■ **WHAT TO DO**
With the line containing "What does this" as the first line and the last line of the records as the final one, reproduce that range exactly.

(Collected data entries)
☆ ☆ ☆ ☆ ☆ ☆ ☆

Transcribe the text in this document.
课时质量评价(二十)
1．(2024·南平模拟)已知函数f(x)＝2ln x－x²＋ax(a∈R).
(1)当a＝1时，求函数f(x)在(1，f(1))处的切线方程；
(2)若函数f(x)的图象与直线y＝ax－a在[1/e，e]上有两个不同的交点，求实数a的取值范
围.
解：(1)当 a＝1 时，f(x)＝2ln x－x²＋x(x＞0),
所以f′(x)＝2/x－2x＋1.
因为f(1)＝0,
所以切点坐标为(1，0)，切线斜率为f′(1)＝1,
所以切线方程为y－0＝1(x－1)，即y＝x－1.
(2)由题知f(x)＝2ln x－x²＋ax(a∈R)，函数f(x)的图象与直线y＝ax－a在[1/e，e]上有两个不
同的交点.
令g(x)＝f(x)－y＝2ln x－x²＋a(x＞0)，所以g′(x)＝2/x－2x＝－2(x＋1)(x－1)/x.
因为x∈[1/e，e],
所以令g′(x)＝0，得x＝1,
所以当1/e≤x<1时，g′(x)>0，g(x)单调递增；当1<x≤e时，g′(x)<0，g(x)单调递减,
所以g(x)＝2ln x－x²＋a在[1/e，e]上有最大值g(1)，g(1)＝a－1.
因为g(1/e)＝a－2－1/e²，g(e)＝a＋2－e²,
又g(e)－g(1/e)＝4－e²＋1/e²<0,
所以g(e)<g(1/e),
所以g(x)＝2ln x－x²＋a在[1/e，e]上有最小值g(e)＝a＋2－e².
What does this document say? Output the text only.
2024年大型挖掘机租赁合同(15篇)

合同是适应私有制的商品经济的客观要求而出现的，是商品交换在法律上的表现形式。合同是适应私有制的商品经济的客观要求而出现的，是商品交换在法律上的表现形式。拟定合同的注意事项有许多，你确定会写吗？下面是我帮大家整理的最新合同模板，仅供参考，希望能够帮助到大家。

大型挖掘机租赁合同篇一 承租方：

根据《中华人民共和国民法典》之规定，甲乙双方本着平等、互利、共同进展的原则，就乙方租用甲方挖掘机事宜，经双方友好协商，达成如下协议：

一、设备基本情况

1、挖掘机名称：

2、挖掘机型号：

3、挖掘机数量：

☆ ☆ ☆ ☆ ☆ ☆ ☆

■ **RESPONSE TO THE EXERCISE**
What does this document say? Output the text only.
2024年大型挖掘机租赁合同(15篇)

合同是适应私有制的商品经济的客观要求而出现的，是商品交换在法律上的表现形式。合同是适应私有制的商品经济的客观要求而出现的，是商品交换在法律上的表现形式。拟定合同的注意事项有许多，你确定会写吗？下面是我帮大家整理的最新合同模板，仅供参考，希望能够帮助到大家。

大型挖掘机租赁合同篇一 承租方：

根据《中华人民共和国民法典》之规定，甲乙双方本着平等、互利、共同进展的原则，就乙方租用甲方挖掘机事宜，经双方友好协商，达成如下协议：

一、设备基本情况

1、挖掘机名称：

2、挖掘机型号：

3、挖掘机数量：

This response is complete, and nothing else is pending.